§ The data
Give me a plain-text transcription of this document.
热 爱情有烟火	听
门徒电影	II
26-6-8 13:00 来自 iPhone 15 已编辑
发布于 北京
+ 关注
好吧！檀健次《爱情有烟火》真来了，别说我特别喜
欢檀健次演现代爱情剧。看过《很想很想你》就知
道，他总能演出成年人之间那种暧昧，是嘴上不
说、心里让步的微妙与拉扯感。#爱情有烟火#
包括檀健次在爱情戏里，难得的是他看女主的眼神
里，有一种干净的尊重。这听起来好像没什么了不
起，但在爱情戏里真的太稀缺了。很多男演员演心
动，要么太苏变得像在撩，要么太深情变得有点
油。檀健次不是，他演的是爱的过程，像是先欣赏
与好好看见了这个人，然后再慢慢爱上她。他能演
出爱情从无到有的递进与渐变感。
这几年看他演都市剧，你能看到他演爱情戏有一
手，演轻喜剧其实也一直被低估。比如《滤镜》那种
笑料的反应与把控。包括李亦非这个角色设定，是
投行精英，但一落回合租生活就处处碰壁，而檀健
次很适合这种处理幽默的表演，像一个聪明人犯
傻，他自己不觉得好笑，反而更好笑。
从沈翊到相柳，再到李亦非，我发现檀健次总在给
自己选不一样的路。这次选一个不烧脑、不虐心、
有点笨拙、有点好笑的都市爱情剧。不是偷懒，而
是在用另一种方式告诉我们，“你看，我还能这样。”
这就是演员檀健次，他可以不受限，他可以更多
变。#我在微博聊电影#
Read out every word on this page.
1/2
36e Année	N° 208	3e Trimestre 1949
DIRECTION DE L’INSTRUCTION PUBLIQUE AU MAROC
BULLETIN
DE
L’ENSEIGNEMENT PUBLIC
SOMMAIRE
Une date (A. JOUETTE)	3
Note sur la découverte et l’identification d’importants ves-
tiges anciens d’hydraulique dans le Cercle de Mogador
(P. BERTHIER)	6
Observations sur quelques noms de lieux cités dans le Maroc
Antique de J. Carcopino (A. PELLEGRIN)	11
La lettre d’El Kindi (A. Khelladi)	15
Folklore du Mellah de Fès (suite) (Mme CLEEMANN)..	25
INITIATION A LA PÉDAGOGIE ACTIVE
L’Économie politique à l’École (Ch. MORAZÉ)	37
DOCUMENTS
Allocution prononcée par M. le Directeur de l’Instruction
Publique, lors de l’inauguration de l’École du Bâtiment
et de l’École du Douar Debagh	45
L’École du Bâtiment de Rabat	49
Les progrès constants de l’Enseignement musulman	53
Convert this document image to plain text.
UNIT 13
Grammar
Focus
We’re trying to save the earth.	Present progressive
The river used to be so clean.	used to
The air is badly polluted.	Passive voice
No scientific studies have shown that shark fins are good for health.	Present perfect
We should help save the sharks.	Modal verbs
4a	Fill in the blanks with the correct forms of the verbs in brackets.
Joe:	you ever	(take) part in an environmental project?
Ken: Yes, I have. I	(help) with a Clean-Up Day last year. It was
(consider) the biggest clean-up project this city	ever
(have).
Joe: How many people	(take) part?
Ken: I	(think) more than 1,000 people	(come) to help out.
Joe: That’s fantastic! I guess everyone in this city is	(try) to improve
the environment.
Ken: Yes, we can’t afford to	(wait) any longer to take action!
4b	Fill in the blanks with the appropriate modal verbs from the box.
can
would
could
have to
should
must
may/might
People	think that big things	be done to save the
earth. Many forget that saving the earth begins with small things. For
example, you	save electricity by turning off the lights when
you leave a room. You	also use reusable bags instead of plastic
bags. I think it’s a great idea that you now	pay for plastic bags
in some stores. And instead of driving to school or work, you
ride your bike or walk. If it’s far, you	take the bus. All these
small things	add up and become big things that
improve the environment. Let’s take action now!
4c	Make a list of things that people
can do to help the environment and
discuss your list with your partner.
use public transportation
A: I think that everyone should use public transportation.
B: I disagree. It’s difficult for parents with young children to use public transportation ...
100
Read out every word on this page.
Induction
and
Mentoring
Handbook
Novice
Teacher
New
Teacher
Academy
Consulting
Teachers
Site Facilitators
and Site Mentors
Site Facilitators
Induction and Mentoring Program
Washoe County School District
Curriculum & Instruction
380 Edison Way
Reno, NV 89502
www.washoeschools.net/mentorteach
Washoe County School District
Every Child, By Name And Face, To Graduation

§ What you will do
Transcribe all of the material exactly. Omit nothing.

§ Exercise answer
Give me a plain-text transcription of this document.
热 爱情有烟火	听
门徒电影	II
26-6-8 13:00 来自 iPhone 15 已编辑
发布于 北京
+ 关注
好吧！檀健次《爱情有烟火》真来了，别说我特别喜
欢檀健次演现代爱情剧。看过《很想很想你》就知
道，他总能演出成年人之间那种暧昧，是嘴上不
说、心里让步的微妙与拉扯感。#爱情有烟火#
包括檀健次在爱情戏里，难得的是他看女主的眼神
里，有一种干净的尊重。这听起来好像没什么了不
起，但在爱情戏里真的太稀缺了。很多男演员演心
动，要么太苏变得像在撩，要么太深情变得有点
油。檀健次不是，他演的是爱的过程，像是先欣赏
与好好看见了这个人，然后再慢慢爱上她。他能演
出爱情从无到有的递进与渐变感。
这几年看他演都市剧，你能看到他演爱情戏有一
手，演轻喜剧其实也一直被低估。比如《滤镜》那种
笑料的反应与把控。包括李亦非这个角色设定，是
投行精英，但一落回合租生活就处处碰壁，而檀健
次很适合这种处理幽默的表演，像一个聪明人犯
傻，他自己不觉得好笑，反而更好笑。
从沈翊到相柳，再到李亦非，我发现檀健次总在给
自己选不一样的路。这次选一个不烧脑、不虐心、
有点笨拙、有点好笑的都市爱情剧。不是偷懒，而
是在用另一种方式告诉我们，“你看，我还能这样。”
这就是演员檀健次，他可以不受限，他可以更多
变。#我在微博聊电影#
Read out every word on this page.
1/2
36e Année	N° 208	3e Trimestre 1949
DIRECTION DE L’INSTRUCTION PUBLIQUE AU MAROC
BULLETIN
DE
L’ENSEIGNEMENT PUBLIC
SOMMAIRE
Une date (A. JOUETTE)	3
Note sur la découverte et l’identification d’importants ves-
tiges anciens d’hydraulique dans le Cercle de Mogador
(P. BERTHIER)	6
Observations sur quelques noms de lieux cités dans le Maroc
Antique de J. Carcopino (A. PELLEGRIN)	11
La lettre d’El Kindi (A. Khelladi)	15
Folklore du Mellah de Fès (suite) (Mme CLEEMANN)..	25
INITIATION A LA PÉDAGOGIE ACTIVE
L’Économie politique à l’École (Ch. MORAZÉ)	37
DOCUMENTS
Allocution prononcée par M. le Directeur de l’Instruction
Publique, lors de l’inauguration de l’École du Bâtiment
et de l’École du Douar Debagh	45
L’École du Bâtiment de Rabat	49
Les progrès constants de l’Enseignement musulman	53
Convert this document image to plain text.
UNIT 13
Grammar
Focus
We’re trying to save the earth.	Present progressive
The river used to be so clean.	used to
The air is badly polluted.	Passive voice
No scientific studies have shown that shark fins are good for health.	Present perfect
We should help save the sharks.	Modal verbs
4a	Fill in the blanks with the correct forms of the verbs in brackets.
Joe:	you ever	(take) part in an environmental project?
Ken: Yes, I have. I	(help) with a Clean-Up Day last year. It was
(consider) the biggest clean-up project this city	ever
(have).
Joe: How many people	(take) part?
Ken: I	(think) more than 1,000 people	(come) to help out.
Joe: That’s fantastic! I guess everyone in this city is	(try) to improve
the environment.
Ken: Yes, we can’t afford to	(wait) any longer to take action!
4b	Fill in the blanks with the appropriate modal verbs from the box.
can
would
could
have to
should
must
may/might
People	think that big things	be done to save the
earth. Many forget that saving the earth begins with small things. For
example, you	save electricity by turning off the lights when
you leave a room. You	also use reusable bags instead of plastic
bags. I think it’s a great idea that you now	pay for plastic bags
in some stores. And instead of driving to school or work, you
ride your bike or walk. If it’s far, you	take the bus. All these
small things	add up and become big things that
improve the environment. Let’s take action now!
4c	Make a list of things that people
can do to help the environment and
discuss your list with your partner.
use public transportation
A: I think that everyone should use public transportation.
B: I disagree. It’s difficult for parents with young children to use public transportation ...
100
Read out every word on this page.
Induction
and
Mentoring
Handbook
Novice
Teacher
New
Teacher
Academy
Consulting
Teachers
Site Facilitators
and Site Mentors
Site Facilitators
Induction and Mentoring Program
Washoe County School District
Curriculum & Instruction
380 Edison Way
Reno, NV 89502
www.washoeschools.net/mentorteach
Washoe County School District
Every Child, By Name And Face, To Graduation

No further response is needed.